◆ **Written problem**
Scan the records below. List lines holding "wordt".

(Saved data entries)
************

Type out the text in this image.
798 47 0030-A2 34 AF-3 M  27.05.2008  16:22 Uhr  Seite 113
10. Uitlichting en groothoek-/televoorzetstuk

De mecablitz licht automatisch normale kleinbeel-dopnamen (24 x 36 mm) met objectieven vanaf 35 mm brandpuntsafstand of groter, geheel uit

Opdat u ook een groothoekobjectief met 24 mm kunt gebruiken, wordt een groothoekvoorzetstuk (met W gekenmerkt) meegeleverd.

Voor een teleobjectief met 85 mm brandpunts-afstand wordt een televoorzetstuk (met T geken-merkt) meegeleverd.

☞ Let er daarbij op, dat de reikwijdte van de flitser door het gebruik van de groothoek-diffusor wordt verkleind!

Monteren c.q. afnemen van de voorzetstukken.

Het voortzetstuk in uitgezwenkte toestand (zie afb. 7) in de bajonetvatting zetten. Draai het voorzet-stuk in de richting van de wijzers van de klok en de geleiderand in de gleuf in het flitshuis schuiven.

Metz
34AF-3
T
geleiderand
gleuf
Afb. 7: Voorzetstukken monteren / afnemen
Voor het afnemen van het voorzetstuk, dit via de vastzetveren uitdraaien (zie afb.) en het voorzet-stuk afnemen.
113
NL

************

◆ **Solution to the problem**
Opdat u ook een groothoekobjectief met 24 mm kunt gebruiken, wordt een groothoekvoorzetstuk (met W gekenmerkt) meegeleverd.
Voor een teleobjectief met 85 mm brandpunts-afstand wordt een televoorzetstuk (met T geken-merkt) meegeleverd.
☞ Let er daarbij op, dat de reikwijdte van de flitser door het gebruik van de groothoek-diffusor wordt verkleind!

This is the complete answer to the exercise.